PROVIDED ENTRIES ->

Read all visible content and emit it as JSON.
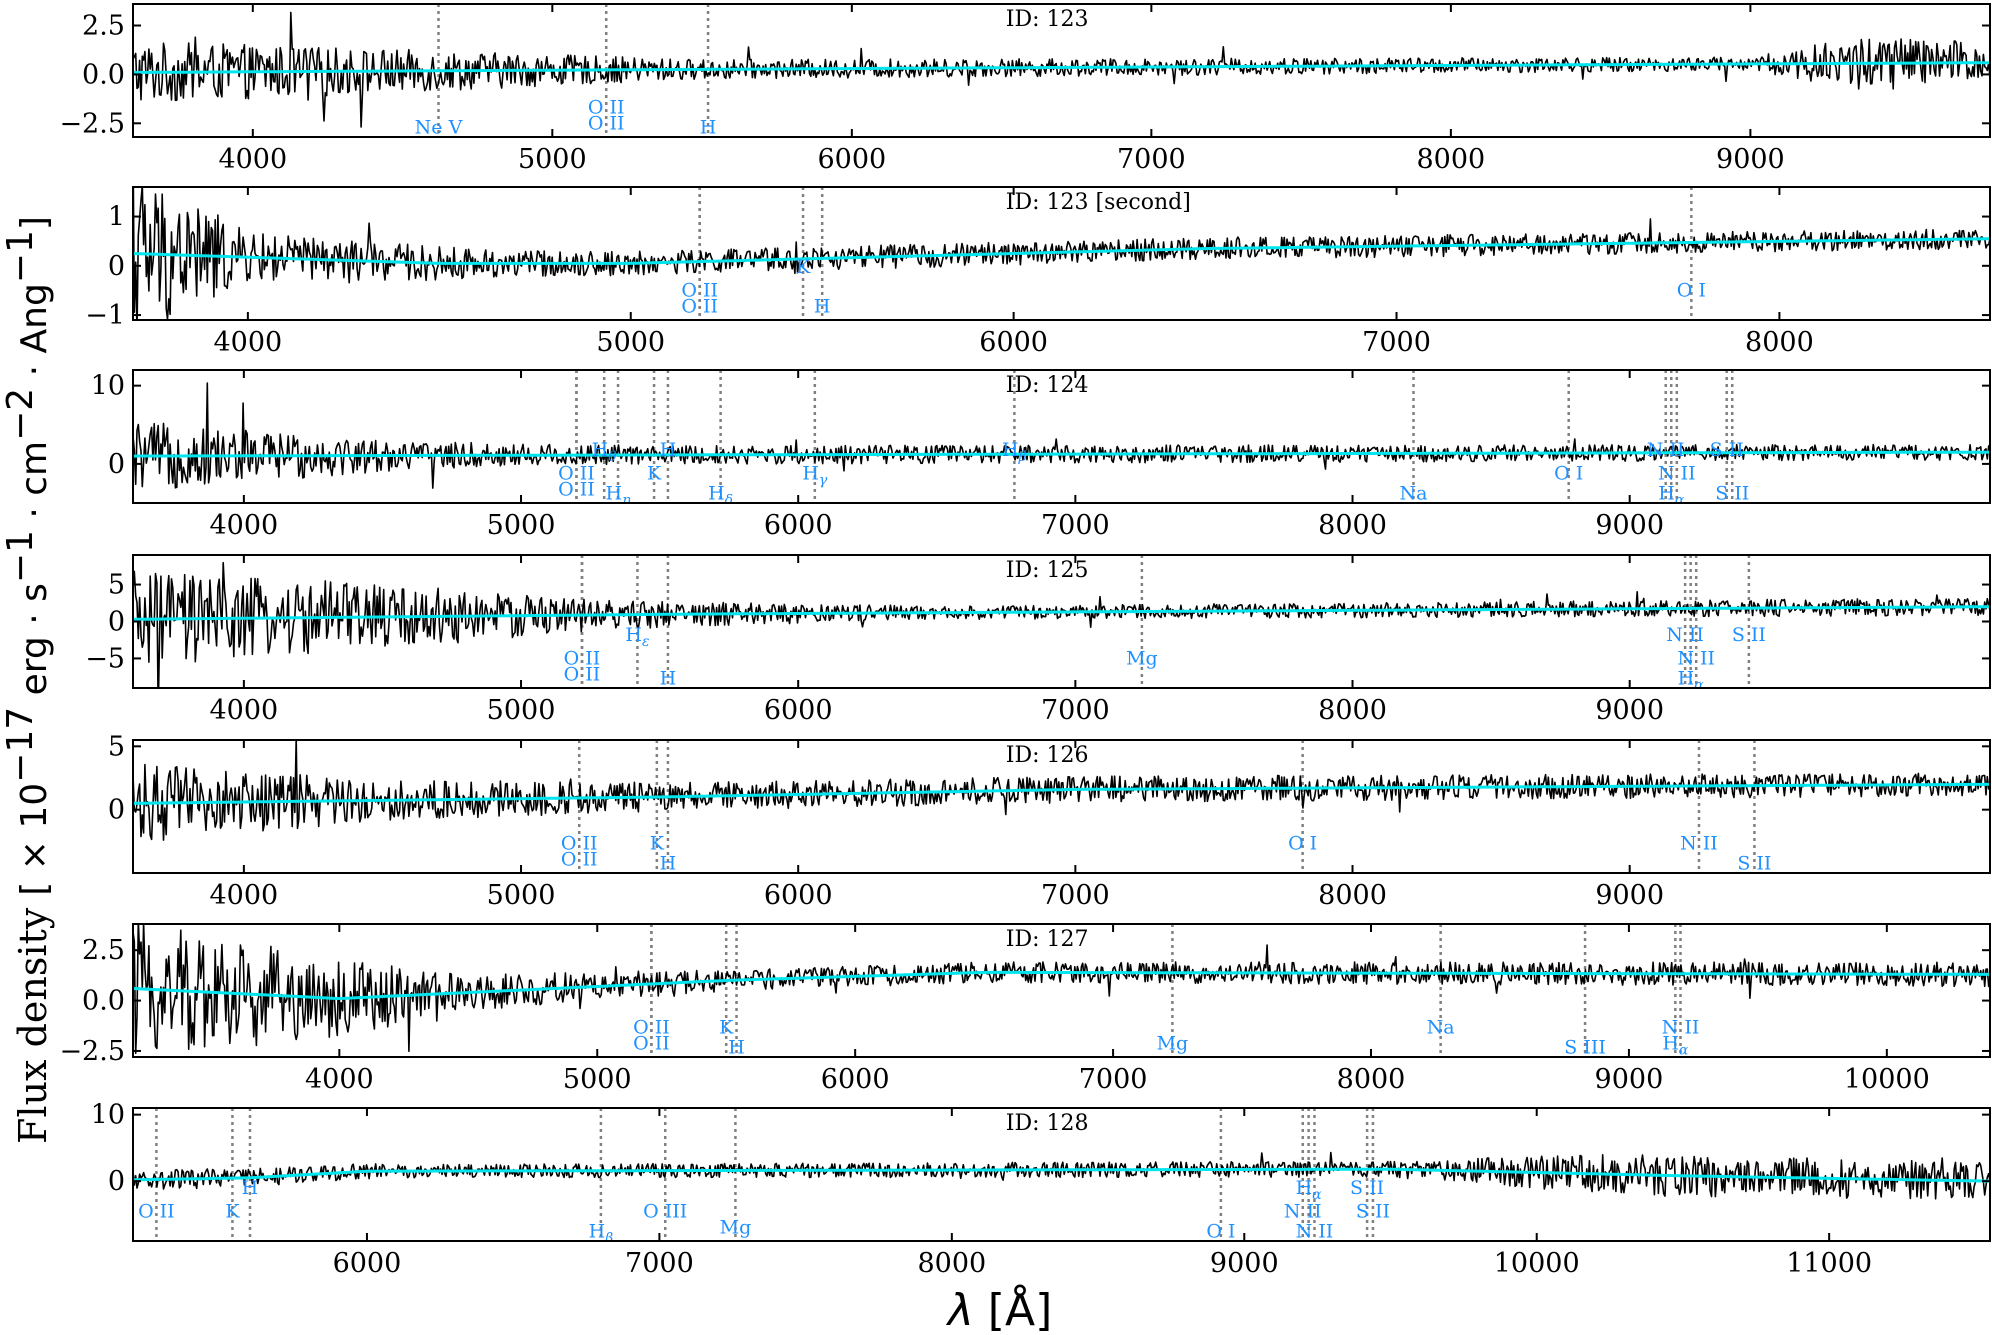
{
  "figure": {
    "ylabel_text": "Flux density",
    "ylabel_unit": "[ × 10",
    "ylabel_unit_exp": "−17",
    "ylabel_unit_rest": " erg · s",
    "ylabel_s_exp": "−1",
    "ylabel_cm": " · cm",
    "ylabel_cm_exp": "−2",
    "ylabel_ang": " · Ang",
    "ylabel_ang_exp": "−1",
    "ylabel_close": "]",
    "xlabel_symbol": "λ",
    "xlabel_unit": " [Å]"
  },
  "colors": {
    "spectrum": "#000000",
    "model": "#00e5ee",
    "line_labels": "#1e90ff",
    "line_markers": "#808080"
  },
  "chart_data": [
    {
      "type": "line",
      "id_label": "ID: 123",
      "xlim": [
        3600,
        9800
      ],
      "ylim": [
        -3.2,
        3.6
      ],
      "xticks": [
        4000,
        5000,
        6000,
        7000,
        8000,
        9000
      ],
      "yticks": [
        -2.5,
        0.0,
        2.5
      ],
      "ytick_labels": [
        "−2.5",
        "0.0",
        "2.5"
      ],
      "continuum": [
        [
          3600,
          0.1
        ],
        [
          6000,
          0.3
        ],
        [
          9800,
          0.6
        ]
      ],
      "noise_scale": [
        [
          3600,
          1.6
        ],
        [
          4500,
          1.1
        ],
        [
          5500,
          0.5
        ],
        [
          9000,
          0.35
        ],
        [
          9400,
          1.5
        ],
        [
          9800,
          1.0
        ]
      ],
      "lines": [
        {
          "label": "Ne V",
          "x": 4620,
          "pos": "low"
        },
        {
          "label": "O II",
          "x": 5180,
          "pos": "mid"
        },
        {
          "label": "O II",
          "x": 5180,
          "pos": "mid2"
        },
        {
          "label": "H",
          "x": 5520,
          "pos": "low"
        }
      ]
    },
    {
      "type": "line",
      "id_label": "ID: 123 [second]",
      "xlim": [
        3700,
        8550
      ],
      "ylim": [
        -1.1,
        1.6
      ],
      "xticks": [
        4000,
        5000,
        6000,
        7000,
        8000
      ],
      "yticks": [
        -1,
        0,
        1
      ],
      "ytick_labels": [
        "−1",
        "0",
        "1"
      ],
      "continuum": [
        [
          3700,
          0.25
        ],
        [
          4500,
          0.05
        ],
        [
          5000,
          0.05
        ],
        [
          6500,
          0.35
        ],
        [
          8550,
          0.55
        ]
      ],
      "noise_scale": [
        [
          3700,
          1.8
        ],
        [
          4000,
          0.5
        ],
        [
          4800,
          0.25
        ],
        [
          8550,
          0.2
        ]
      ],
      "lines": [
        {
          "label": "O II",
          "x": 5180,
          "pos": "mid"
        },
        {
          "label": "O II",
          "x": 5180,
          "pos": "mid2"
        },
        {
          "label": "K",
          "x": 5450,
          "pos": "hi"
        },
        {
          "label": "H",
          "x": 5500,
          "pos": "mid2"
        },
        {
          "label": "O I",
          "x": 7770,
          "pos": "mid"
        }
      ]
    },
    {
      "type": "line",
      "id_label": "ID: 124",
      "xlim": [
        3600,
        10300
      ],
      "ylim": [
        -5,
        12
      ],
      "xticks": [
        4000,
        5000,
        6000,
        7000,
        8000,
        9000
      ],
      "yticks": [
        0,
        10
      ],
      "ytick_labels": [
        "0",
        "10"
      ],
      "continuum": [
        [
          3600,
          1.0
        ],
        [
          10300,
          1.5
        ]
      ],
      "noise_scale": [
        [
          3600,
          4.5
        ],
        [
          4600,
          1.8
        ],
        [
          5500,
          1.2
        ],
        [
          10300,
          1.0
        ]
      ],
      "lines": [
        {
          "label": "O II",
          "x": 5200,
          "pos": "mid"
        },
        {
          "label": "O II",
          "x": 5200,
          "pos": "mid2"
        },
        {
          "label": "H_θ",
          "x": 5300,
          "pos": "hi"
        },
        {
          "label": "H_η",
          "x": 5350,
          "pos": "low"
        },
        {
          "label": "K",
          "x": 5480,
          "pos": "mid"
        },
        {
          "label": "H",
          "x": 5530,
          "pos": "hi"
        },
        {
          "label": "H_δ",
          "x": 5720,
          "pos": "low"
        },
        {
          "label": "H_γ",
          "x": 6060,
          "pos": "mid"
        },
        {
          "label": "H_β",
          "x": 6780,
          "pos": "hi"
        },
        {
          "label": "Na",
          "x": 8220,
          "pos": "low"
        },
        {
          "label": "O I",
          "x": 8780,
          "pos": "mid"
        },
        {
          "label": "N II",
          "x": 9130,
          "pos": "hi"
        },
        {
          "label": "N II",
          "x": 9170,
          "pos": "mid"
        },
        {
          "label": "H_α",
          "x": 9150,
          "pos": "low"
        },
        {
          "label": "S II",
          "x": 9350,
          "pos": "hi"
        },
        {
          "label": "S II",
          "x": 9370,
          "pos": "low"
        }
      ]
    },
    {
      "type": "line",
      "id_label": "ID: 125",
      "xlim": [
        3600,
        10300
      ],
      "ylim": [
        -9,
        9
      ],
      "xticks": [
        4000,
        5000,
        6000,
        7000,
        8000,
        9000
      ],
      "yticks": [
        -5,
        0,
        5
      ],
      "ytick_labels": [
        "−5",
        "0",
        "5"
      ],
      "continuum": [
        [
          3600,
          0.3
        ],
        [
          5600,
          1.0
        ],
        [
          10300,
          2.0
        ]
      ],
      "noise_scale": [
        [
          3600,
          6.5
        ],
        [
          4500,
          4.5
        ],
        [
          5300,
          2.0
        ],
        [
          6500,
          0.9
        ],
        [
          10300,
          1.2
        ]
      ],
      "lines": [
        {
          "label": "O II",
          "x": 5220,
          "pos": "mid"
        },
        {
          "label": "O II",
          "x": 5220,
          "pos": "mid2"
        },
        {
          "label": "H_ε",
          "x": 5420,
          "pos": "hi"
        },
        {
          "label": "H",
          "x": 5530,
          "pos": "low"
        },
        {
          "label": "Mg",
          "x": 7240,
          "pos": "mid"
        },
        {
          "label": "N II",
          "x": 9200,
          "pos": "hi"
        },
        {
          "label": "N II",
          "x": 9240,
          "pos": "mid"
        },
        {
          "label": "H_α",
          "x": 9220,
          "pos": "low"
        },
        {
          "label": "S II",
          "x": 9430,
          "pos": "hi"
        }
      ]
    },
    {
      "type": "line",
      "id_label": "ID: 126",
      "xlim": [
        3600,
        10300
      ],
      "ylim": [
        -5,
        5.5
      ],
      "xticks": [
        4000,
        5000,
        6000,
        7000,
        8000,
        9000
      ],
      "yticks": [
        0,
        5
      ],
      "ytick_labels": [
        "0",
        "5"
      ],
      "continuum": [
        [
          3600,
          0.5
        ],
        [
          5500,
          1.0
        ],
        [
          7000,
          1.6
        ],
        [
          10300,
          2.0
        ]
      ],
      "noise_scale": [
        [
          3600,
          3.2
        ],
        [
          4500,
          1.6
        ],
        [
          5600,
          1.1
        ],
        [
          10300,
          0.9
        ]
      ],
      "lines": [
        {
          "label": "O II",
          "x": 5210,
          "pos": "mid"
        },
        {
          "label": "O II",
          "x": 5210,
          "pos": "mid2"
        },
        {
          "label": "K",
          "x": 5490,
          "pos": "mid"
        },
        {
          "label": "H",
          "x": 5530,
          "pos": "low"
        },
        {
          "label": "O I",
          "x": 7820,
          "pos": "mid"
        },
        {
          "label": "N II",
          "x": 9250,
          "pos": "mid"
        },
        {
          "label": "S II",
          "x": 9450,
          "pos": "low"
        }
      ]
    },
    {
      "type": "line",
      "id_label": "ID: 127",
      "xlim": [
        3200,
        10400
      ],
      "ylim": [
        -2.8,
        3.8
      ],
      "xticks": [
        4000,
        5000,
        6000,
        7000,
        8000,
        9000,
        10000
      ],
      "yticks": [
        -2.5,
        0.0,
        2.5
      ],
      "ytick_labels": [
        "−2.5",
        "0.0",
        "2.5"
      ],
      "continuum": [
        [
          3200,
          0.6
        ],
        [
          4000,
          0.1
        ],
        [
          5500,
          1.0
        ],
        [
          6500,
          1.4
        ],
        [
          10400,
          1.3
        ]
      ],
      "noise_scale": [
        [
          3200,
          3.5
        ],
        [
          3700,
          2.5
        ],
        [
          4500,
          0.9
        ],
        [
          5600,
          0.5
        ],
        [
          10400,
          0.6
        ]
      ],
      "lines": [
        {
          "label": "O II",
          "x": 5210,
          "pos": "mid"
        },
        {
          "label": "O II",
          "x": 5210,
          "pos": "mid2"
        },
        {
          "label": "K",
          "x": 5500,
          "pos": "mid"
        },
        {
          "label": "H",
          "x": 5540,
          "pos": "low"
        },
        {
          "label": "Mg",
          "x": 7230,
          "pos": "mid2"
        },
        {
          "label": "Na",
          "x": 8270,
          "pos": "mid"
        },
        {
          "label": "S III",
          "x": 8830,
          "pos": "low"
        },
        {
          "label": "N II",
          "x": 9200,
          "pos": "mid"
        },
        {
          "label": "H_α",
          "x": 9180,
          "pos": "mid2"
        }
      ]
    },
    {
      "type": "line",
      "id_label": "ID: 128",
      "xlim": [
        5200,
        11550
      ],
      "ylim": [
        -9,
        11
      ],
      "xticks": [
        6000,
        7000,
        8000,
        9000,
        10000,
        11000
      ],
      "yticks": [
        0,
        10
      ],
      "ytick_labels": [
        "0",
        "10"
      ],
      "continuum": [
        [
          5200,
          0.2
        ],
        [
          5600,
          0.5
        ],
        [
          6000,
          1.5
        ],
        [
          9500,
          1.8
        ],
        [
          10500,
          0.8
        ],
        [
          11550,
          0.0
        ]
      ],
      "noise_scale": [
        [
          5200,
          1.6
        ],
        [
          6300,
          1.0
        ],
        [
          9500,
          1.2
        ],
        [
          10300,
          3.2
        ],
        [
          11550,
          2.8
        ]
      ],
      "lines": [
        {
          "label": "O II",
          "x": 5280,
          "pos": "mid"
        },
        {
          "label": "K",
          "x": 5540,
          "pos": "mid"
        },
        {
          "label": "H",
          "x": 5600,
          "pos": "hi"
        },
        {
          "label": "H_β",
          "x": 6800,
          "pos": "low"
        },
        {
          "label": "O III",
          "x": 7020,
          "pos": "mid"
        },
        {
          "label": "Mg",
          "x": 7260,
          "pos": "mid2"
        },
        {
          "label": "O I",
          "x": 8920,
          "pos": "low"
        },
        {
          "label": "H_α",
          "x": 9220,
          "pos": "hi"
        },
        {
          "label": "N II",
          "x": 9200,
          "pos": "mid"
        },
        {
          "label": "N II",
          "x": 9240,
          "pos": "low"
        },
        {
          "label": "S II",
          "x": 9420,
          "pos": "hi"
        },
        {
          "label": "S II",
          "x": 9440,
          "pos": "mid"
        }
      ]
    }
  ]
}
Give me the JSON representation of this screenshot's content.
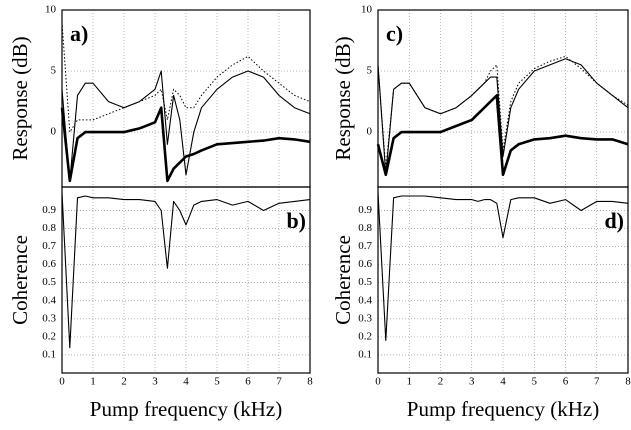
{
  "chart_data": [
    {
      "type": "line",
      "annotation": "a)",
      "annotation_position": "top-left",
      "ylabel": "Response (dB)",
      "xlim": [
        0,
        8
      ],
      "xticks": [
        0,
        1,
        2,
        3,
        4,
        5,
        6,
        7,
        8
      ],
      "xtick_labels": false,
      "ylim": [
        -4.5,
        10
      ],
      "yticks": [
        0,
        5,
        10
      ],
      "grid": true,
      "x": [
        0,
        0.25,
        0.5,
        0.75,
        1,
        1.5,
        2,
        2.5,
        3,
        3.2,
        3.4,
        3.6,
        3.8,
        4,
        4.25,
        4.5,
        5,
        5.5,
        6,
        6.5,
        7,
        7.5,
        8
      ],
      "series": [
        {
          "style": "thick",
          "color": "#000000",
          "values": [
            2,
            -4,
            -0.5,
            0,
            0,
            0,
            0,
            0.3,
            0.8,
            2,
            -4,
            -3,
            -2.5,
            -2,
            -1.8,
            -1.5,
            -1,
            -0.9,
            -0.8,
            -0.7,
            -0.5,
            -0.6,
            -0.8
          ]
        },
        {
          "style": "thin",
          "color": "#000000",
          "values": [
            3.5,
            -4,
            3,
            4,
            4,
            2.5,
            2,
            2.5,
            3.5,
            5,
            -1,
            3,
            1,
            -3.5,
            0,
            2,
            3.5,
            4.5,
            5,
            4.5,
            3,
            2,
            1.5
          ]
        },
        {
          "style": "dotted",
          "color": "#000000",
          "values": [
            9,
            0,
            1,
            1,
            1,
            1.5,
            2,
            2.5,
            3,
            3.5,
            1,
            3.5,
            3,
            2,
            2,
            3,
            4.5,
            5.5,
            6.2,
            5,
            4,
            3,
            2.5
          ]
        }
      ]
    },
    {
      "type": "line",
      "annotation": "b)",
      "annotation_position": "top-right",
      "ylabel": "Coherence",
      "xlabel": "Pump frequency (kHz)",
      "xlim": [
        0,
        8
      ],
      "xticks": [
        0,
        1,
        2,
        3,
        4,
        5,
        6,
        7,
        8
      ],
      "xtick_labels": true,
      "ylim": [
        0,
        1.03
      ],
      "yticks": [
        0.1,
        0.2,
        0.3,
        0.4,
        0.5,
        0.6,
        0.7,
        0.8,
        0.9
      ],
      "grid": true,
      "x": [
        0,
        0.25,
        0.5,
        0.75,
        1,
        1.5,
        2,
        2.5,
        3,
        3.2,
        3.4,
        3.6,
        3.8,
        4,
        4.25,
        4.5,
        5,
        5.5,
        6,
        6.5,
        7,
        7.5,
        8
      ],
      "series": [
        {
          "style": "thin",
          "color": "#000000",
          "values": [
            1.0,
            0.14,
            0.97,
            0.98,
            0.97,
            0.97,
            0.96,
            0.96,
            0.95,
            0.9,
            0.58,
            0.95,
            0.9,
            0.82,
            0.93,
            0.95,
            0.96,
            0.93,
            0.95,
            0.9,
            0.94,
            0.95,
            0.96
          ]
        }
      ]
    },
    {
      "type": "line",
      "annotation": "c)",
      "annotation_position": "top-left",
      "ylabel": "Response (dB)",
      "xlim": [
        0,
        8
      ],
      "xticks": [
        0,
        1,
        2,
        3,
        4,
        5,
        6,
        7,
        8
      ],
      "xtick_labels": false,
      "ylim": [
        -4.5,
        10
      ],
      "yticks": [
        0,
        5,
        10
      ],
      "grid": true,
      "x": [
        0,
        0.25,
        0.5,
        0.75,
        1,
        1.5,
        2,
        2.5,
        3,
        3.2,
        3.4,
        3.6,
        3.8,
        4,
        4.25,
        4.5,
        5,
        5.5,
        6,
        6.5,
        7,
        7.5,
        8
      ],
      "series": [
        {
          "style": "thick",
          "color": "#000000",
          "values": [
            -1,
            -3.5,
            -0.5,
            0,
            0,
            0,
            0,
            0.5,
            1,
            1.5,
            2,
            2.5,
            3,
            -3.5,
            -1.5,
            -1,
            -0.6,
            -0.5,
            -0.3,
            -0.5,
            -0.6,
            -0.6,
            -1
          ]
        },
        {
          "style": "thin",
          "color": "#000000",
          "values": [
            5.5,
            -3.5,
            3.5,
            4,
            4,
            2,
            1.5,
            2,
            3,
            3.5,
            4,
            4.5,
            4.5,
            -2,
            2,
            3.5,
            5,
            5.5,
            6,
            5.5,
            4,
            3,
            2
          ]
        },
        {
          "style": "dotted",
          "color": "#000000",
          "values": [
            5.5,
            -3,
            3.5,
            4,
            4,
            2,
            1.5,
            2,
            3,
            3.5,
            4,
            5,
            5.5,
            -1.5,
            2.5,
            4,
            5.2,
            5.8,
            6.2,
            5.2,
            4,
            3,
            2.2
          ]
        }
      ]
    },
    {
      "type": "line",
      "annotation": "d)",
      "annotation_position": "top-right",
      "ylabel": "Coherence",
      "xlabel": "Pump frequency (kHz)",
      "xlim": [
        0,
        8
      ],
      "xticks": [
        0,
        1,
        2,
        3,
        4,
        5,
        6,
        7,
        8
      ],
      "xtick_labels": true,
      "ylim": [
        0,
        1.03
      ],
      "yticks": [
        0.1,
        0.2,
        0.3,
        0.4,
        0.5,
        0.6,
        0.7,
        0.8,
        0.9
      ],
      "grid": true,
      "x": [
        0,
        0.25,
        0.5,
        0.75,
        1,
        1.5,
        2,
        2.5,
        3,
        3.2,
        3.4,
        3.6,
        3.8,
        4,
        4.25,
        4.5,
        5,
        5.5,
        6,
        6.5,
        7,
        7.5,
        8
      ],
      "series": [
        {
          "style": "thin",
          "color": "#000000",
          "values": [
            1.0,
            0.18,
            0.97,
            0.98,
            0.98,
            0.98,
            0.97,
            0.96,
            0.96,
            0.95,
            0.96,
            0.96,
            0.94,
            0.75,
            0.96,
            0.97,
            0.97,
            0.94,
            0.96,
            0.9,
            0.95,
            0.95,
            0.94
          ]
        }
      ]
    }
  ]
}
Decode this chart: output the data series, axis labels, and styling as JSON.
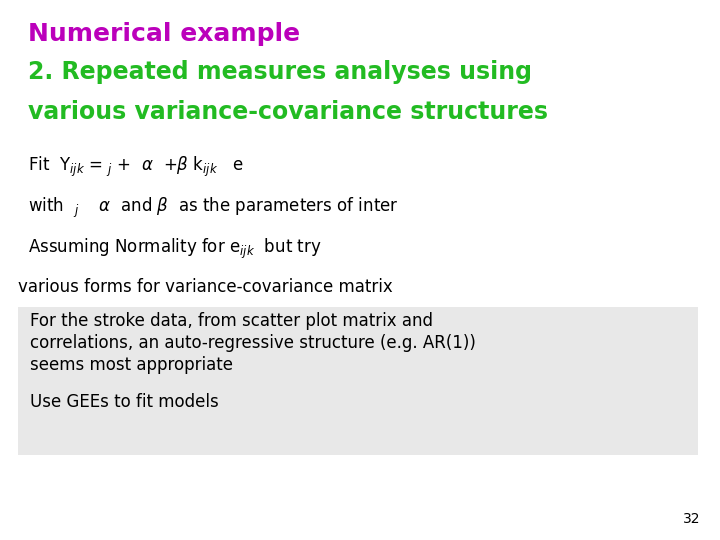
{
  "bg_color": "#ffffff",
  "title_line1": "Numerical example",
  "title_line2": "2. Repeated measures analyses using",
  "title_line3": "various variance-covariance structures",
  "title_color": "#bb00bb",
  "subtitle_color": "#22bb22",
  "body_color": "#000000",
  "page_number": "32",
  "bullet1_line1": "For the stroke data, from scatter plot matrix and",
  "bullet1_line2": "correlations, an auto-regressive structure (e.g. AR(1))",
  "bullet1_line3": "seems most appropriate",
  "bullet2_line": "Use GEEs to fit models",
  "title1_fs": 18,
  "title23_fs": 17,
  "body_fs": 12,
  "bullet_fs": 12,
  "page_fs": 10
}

TASK TO CARRY OUT ->
Scan the listing above and copy all lines containing the word "JSON".

COMPLETE RESPONSE ->
Read all visible content and emit it as JSON.
Give me the JSON representation of this screenshot's content.
Decode this chart: output the data series, axis labels, and styling as JSON.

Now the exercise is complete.